-- BEGIN Dataset extract --
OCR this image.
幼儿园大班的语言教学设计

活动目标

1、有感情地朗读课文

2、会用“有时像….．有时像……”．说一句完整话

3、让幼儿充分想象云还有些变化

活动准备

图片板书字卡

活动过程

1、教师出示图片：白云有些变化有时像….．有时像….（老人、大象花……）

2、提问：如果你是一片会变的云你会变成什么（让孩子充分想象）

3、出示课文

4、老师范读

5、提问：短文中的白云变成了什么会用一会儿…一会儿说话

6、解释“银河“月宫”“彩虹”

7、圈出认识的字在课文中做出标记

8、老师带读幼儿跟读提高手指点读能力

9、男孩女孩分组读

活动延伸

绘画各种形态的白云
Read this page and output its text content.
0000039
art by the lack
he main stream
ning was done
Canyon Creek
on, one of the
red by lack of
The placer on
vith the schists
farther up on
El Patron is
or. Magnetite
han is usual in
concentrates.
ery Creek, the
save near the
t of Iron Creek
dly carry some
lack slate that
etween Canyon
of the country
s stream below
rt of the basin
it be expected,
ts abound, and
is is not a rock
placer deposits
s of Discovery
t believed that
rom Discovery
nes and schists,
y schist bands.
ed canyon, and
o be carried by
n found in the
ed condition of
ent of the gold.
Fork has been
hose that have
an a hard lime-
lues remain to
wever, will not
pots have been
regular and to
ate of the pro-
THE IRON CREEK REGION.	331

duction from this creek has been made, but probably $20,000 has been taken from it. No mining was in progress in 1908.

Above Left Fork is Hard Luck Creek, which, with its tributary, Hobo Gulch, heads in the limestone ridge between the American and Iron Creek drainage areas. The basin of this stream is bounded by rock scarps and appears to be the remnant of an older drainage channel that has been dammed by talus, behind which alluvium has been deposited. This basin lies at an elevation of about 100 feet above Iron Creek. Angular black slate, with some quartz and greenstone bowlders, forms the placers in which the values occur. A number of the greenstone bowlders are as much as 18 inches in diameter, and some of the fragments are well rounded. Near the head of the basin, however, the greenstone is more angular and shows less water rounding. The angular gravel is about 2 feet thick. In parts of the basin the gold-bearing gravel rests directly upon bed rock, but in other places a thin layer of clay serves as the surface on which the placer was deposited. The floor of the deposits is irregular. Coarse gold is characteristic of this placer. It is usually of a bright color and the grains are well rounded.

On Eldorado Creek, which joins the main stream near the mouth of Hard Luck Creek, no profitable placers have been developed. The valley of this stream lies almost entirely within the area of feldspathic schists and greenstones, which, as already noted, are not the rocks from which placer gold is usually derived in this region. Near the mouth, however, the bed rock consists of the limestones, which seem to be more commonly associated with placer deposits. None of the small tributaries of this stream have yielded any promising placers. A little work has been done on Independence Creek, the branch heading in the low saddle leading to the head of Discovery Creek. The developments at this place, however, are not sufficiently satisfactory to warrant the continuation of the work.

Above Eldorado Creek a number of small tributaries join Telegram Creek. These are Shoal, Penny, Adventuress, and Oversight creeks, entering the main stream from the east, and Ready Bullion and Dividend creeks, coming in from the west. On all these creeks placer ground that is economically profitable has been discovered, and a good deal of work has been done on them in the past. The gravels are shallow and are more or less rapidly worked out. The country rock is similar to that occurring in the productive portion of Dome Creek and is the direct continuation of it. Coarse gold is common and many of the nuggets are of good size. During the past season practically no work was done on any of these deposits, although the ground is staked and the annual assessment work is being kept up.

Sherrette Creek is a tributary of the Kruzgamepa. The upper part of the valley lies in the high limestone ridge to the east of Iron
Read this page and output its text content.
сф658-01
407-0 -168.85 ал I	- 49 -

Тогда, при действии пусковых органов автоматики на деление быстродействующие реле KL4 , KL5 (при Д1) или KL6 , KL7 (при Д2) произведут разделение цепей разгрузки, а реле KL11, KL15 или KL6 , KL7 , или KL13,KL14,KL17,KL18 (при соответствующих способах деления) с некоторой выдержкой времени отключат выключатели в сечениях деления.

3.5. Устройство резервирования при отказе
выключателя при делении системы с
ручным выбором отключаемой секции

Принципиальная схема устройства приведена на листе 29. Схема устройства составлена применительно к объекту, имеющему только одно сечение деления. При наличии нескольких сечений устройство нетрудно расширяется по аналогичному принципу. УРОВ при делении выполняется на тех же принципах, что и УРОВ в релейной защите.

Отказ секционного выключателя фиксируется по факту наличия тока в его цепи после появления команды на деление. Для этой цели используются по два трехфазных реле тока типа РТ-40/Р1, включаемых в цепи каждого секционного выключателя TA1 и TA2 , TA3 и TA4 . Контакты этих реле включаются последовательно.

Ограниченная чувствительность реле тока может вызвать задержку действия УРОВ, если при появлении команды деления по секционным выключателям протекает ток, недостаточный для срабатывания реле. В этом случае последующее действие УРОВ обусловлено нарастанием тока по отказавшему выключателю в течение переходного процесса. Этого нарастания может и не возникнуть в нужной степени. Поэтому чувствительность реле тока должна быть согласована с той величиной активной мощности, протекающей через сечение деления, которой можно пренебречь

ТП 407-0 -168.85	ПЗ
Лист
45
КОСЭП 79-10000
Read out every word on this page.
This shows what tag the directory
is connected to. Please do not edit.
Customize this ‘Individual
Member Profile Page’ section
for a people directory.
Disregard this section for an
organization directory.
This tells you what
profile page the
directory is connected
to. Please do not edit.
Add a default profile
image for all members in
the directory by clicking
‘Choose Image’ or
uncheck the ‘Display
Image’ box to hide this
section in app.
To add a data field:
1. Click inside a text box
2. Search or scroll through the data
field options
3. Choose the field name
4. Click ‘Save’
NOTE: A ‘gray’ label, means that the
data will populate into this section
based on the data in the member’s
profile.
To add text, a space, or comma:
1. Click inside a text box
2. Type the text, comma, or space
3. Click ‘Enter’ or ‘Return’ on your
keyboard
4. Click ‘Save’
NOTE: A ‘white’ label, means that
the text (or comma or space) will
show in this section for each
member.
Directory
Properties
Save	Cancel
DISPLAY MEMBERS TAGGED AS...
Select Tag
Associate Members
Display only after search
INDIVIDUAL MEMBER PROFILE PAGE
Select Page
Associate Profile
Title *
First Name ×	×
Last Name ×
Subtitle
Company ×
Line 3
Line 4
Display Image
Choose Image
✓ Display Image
-- END Dataset extract --
#### Short task:
Count each line above in which the string "schists" appears, then state only the total.

#### Response for this exercise:
3